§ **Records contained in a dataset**

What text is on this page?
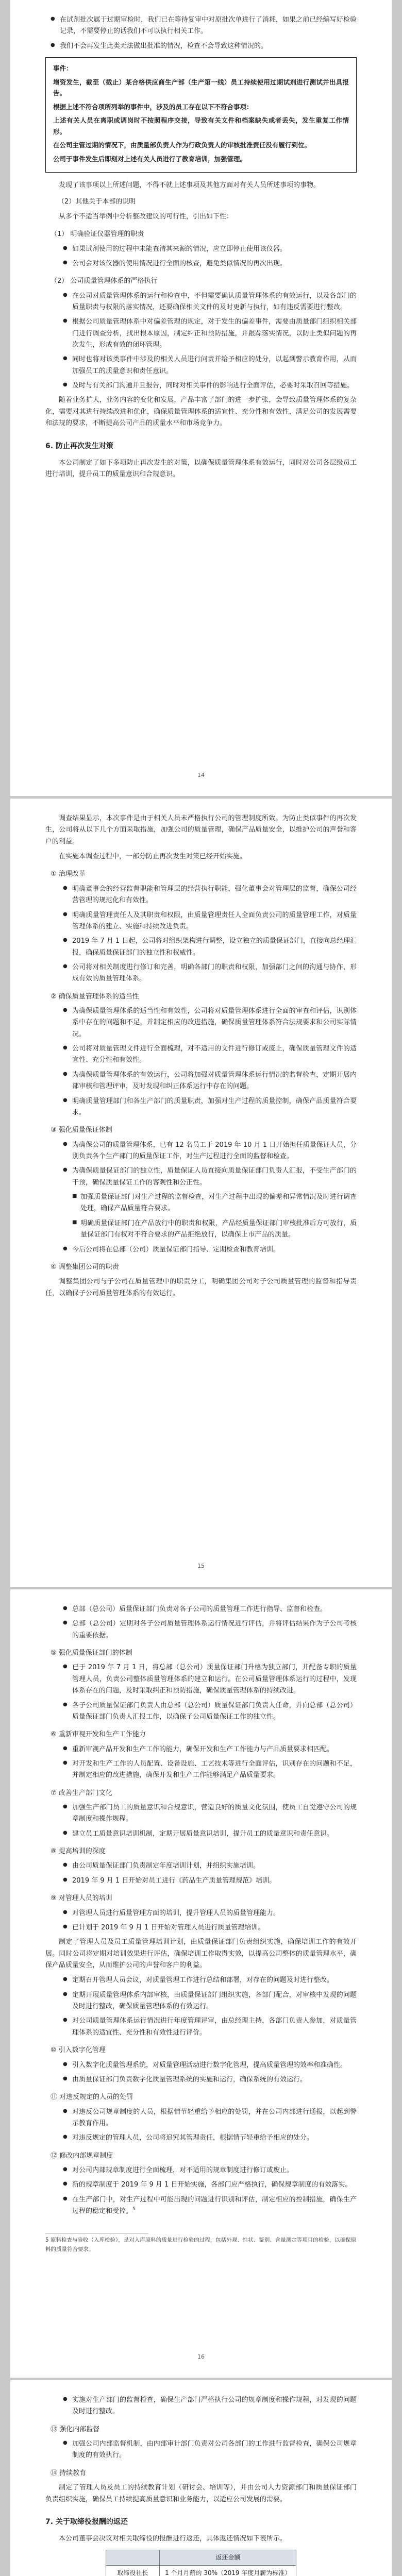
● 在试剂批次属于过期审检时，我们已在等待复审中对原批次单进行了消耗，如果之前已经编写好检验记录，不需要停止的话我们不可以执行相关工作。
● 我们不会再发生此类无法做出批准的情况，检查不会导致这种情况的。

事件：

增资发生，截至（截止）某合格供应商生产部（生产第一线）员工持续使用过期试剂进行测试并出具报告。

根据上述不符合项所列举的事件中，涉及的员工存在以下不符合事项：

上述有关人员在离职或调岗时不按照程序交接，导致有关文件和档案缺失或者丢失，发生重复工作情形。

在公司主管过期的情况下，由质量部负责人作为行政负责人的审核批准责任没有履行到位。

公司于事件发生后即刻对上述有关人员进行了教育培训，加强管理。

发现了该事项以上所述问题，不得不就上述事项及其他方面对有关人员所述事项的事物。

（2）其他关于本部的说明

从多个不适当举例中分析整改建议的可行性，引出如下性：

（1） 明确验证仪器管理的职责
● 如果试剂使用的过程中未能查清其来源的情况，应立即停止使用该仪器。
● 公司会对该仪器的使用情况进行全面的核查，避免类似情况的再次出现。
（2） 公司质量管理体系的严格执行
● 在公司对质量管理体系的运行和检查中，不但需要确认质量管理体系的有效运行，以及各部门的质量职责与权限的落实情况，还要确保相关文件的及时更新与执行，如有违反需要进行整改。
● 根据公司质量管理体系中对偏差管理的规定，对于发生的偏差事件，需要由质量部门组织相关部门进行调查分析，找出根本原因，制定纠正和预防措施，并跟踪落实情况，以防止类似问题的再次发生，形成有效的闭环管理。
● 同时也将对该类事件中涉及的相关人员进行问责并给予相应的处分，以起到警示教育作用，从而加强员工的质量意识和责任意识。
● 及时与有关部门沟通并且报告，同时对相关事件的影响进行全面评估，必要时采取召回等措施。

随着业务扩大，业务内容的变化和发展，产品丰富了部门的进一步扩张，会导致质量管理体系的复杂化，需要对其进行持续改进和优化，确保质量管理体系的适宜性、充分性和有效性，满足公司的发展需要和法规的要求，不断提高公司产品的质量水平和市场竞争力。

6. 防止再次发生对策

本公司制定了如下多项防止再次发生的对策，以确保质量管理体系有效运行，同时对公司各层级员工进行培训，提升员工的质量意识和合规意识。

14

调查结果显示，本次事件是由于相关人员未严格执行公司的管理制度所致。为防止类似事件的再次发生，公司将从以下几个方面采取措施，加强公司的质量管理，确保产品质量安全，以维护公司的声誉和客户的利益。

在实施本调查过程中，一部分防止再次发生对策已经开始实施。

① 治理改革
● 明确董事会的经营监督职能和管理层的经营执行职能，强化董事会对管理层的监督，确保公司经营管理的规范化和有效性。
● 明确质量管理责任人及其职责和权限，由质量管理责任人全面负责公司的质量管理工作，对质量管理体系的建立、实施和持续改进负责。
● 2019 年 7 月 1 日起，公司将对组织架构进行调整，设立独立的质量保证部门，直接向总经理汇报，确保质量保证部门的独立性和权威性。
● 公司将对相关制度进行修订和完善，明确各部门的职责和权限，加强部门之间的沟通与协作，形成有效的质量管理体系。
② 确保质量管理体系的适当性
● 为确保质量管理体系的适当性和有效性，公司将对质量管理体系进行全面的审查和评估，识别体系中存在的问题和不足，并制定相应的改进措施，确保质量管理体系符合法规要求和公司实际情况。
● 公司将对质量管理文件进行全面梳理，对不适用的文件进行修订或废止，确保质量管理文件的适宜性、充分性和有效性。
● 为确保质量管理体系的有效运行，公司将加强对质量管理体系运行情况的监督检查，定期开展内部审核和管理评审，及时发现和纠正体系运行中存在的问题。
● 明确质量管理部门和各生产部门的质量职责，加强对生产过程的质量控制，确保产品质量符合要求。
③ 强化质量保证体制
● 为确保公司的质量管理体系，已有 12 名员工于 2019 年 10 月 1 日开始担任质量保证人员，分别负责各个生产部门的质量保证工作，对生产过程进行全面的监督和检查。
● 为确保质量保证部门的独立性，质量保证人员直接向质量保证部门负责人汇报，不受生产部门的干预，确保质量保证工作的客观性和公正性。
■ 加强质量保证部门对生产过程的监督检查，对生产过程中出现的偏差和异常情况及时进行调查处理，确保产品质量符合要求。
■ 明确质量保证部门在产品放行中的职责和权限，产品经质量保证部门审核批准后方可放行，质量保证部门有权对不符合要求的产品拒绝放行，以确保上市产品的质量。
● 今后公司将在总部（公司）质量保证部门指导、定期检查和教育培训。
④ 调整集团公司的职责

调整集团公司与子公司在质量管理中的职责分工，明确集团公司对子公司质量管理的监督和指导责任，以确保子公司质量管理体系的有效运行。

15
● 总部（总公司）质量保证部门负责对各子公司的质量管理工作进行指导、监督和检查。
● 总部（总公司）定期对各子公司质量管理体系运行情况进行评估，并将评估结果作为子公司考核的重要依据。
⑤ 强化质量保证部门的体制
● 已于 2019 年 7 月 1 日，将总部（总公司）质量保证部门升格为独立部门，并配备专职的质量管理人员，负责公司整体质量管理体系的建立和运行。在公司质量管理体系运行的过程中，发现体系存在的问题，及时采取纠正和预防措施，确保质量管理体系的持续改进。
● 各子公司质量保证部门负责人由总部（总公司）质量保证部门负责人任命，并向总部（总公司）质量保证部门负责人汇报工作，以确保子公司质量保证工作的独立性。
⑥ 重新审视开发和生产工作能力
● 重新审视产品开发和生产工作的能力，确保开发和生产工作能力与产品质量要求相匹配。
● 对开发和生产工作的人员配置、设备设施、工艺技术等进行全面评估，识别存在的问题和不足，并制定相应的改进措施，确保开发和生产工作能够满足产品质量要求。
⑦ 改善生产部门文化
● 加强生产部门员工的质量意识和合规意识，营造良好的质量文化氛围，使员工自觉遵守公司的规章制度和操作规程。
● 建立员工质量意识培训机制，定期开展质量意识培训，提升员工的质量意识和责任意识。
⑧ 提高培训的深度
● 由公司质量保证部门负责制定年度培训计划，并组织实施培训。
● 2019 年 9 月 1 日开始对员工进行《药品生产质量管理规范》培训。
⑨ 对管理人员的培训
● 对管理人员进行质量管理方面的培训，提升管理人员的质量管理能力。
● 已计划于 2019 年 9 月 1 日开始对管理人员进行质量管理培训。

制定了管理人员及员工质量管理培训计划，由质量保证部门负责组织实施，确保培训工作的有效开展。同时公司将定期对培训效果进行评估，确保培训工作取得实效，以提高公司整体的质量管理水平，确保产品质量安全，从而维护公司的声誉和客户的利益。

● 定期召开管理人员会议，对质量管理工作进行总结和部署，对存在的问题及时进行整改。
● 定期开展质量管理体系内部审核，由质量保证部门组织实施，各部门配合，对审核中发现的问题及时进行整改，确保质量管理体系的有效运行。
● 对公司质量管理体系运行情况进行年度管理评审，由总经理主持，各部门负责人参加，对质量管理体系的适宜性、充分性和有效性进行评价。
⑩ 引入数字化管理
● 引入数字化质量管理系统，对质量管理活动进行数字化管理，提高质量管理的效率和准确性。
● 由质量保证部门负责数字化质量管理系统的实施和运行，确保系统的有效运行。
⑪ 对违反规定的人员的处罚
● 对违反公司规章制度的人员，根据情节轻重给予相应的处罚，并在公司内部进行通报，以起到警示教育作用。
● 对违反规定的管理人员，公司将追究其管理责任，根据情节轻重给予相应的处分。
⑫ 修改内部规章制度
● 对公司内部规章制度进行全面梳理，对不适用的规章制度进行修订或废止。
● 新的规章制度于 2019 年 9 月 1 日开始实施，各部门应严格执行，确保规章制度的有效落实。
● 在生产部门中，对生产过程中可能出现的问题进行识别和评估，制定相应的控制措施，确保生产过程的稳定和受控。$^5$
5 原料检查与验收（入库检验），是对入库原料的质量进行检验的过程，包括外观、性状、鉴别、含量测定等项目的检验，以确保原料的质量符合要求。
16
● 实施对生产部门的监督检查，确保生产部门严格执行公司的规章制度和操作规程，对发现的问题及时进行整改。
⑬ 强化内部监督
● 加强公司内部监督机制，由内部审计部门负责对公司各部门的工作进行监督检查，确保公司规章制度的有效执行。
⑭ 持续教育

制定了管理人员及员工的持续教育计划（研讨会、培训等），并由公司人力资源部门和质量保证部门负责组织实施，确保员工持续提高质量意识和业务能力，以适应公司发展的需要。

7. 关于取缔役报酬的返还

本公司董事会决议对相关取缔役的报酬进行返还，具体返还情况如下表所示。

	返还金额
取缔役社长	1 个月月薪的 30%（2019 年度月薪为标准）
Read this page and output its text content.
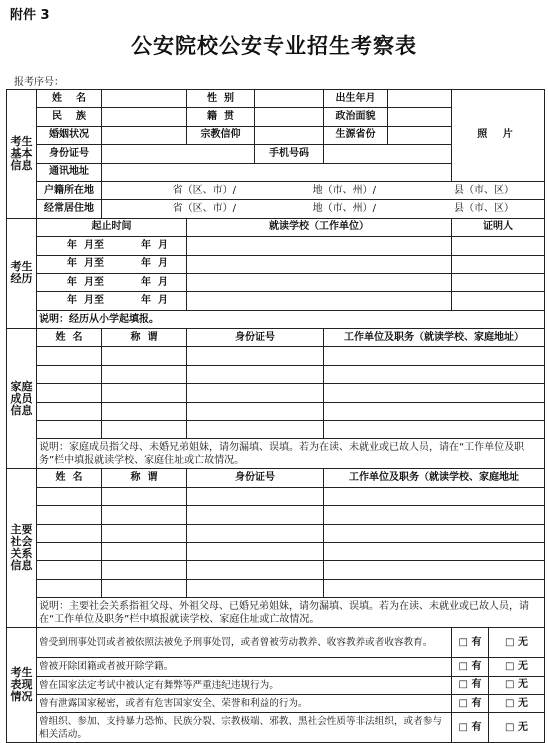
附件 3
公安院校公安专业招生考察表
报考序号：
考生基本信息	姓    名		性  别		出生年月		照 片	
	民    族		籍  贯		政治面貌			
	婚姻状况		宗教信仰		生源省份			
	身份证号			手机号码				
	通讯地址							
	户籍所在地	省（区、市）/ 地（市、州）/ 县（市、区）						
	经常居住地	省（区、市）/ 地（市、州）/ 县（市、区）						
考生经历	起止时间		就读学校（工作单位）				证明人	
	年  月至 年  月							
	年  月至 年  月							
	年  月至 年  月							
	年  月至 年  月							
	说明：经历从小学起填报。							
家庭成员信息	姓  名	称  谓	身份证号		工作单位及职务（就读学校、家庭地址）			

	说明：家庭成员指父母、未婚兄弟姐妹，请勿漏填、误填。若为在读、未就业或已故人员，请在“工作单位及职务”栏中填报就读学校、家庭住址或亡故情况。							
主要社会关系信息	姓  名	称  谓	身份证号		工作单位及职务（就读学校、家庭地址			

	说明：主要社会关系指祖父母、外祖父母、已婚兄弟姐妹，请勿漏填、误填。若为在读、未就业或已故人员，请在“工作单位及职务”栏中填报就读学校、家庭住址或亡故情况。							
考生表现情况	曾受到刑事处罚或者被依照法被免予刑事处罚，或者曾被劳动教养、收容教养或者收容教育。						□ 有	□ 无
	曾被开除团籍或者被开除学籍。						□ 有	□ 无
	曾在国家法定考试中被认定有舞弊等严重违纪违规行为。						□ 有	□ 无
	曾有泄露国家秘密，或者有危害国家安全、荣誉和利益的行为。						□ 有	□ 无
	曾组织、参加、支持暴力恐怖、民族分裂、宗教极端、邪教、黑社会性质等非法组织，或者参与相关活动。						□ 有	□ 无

§ **EXERCISE BRIEF**
Search the records for the word "并制定相应的改进措施", then list every line that has it.

§ **WORKED ANSWER**
● 为确保质量管理体系的适当性和有效性，公司将对质量管理体系进行全面的审查和评估，识别体系中存在的问题和不足，并制定相应的改进措施，确保质量管理体系符合法规要求和公司实际情况。
● 对开发和生产工作的人员配置、设备设施、工艺技术等进行全面评估，识别存在的问题和不足，并制定相应的改进措施，确保开发和生产工作能够满足产品质量要求。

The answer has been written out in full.